**What you have to do:** Render every line of the listing as a Markdown table with the columns Row and Line, numbering the rows in order and omitting blank lines.

───── Data excerpts ─────

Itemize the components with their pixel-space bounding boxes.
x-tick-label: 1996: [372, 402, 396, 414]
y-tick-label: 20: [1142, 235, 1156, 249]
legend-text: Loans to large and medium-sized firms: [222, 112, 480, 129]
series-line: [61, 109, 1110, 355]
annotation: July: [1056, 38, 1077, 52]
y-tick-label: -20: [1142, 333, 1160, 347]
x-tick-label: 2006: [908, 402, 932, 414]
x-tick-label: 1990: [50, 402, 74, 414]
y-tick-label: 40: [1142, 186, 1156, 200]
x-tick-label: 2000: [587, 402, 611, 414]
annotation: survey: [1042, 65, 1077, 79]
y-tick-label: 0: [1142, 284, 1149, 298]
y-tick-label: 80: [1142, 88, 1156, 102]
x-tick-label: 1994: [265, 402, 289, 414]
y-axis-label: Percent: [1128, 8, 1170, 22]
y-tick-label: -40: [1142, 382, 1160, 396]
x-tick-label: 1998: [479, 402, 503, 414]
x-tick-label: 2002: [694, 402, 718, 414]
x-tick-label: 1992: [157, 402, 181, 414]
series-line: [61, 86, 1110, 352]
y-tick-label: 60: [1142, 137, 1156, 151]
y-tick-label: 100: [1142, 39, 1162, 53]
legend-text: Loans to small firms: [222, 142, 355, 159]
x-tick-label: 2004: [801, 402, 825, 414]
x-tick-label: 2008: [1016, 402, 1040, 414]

─────

**Exercise solution:**
| Row | Line |
|---|---|
| 1 | Itemize the components with their pixel-space bounding boxes. |
| 2 | x-tick-label: 1996: [372, 402, 396, 414] |
| 3 | y-tick-label: 20: [1142, 235, 1156, 249] |
| 4 | legend-text: Loans to large and medium-sized firms: [222, 112, 480, 129] |
| 5 | series-line: [61, 109, 1110, 355] |
| 6 | annotation: July: [1056, 38, 1077, 52] |
| 7 | y-tick-label: -20: [1142, 333, 1160, 347] |
| 8 | x-tick-label: 2006: [908, 402, 932, 414] |
| 9 | x-tick-label: 1990: [50, 402, 74, 414] |
| 10 | y-tick-label: 40: [1142, 186, 1156, 200] |
| 11 | x-tick-label: 2000: [587, 402, 611, 414] |
| 12 | annotation: survey: [1042, 65, 1077, 79] |
| 13 | y-tick-label: 0: [1142, 284, 1149, 298] |
| 14 | y-tick-label: 80: [1142, 88, 1156, 102] |
| 15 | x-tick-label: 1994: [265, 402, 289, 414] |
| 16 | y-axis-label: Percent: [1128, 8, 1170, 22] |
| 17 | y-tick-label: -40: [1142, 382, 1160, 396] |
| 18 | x-tick-label: 1998: [479, 402, 503, 414] |
| 19 | x-tick-label: 2002: [694, 402, 718, 414] |
| 20 | x-tick-label: 1992: [157, 402, 181, 414] |
| 21 | series-line: [61, 86, 1110, 352] |
| 22 | y-tick-label: 60: [1142, 137, 1156, 151] |
| 23 | y-tick-label: 100: [1142, 39, 1162, 53] |
| 24 | legend-text: Loans to small firms: [222, 142, 355, 159] |
| 25 | x-tick-label: 2004: [801, 402, 825, 414] |
| 26 | x-tick-label: 2008: [1016, 402, 1040, 414] |